## [OBJECTIVE]
Tally the lines of the listing that contain the word "name", then give the total and nothing else.

(Data entries)
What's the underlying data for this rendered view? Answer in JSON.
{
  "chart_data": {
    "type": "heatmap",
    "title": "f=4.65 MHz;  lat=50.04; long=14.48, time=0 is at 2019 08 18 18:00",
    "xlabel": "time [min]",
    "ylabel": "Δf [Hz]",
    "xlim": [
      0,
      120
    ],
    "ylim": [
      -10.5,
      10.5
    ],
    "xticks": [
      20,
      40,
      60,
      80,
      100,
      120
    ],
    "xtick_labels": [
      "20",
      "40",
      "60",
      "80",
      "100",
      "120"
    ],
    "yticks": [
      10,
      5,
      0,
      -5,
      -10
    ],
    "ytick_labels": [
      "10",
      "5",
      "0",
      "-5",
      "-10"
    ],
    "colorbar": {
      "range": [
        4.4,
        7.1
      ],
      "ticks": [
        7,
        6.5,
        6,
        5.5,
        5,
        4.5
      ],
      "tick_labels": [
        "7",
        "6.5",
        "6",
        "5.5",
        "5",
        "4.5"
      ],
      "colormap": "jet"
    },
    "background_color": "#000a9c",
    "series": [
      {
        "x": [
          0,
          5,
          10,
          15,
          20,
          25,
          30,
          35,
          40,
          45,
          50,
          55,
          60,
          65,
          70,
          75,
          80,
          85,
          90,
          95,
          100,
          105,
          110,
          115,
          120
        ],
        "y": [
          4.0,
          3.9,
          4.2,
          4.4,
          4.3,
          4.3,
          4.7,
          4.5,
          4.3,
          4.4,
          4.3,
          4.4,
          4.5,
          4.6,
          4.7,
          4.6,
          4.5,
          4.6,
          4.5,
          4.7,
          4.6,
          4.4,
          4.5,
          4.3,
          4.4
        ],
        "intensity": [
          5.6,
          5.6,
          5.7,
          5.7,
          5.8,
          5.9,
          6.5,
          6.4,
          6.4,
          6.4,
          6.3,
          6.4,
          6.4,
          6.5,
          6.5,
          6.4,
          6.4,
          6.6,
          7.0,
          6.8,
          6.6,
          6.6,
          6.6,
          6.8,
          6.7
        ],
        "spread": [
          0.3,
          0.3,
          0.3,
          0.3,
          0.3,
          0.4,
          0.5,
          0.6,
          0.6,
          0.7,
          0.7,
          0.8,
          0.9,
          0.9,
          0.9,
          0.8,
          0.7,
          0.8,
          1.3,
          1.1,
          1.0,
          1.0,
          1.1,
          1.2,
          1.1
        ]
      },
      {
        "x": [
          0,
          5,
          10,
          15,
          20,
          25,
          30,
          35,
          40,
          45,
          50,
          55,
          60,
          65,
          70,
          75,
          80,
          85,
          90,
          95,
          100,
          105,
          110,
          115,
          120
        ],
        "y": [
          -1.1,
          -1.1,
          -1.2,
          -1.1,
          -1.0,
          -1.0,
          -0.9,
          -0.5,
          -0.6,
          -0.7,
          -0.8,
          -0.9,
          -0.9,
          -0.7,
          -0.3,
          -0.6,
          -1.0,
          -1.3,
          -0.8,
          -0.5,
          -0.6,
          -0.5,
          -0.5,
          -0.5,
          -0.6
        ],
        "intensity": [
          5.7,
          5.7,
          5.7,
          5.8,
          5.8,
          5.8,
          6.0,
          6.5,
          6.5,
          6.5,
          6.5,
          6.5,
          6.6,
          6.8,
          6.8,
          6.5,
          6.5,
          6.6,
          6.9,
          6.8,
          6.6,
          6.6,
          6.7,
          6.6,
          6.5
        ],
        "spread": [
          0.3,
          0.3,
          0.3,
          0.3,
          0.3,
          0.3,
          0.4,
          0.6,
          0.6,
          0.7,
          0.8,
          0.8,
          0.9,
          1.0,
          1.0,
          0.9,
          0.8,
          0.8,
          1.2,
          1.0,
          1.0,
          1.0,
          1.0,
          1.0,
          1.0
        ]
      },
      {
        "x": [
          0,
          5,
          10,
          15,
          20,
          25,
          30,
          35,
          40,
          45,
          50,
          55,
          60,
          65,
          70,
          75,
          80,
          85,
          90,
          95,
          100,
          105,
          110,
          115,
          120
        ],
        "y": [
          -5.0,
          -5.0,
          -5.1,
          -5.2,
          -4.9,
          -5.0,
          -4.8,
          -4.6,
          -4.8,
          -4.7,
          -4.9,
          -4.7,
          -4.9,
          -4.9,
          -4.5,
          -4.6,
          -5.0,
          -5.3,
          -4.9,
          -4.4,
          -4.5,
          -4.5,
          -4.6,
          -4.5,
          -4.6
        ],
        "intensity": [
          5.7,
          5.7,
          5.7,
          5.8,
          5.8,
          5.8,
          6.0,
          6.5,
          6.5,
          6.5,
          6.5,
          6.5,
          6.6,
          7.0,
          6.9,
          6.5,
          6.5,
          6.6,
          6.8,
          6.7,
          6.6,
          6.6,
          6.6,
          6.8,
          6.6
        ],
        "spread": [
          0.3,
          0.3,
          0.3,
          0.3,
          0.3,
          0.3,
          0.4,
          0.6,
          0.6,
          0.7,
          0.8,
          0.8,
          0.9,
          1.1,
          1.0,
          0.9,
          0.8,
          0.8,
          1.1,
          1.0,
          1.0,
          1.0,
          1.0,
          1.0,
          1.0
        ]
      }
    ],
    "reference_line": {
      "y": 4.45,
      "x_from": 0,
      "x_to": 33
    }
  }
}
==
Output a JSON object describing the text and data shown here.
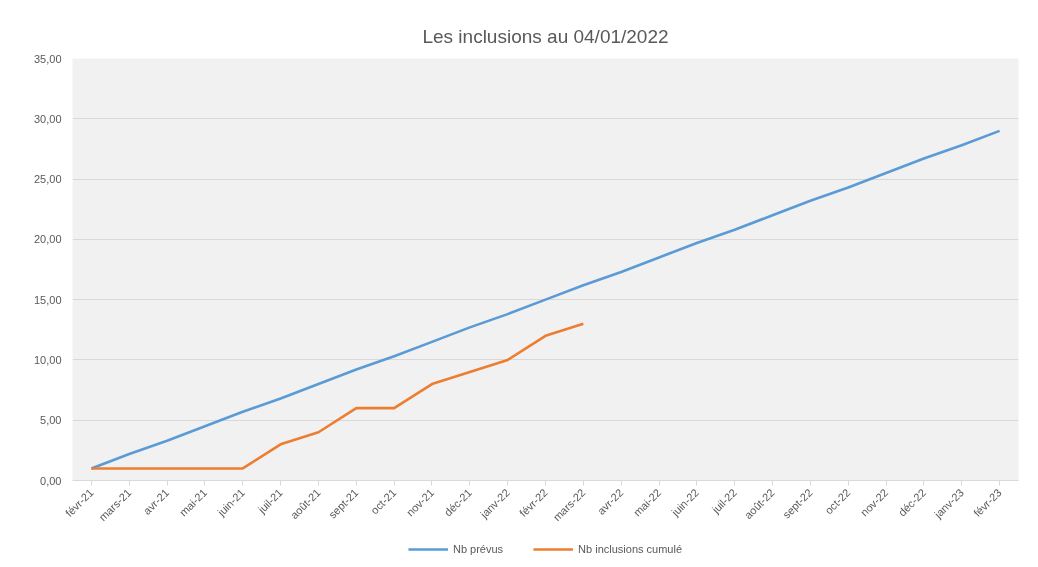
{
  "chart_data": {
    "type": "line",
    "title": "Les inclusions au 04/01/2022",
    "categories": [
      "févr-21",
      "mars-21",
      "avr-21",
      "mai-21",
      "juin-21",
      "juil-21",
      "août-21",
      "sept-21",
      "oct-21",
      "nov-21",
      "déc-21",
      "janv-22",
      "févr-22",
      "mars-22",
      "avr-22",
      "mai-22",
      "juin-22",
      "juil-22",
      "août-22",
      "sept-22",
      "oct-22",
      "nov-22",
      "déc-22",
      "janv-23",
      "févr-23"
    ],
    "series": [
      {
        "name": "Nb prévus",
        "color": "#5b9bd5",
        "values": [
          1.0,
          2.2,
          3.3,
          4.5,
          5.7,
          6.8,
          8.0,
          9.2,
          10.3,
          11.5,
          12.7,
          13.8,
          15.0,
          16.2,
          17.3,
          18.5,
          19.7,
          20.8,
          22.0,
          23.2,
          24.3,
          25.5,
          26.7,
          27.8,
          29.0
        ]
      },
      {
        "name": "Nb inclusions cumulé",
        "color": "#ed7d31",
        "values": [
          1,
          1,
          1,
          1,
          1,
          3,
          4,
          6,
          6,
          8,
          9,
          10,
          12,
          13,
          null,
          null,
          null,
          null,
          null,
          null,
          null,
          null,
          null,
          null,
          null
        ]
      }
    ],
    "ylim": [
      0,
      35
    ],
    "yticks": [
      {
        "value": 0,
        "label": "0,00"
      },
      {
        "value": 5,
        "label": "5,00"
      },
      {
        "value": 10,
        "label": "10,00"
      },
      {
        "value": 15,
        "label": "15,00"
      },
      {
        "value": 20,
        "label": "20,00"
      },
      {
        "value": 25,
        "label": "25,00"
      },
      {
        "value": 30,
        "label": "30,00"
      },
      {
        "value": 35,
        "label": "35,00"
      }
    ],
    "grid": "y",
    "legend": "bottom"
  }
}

## [SOLUTION TO THE EXERCISE]
2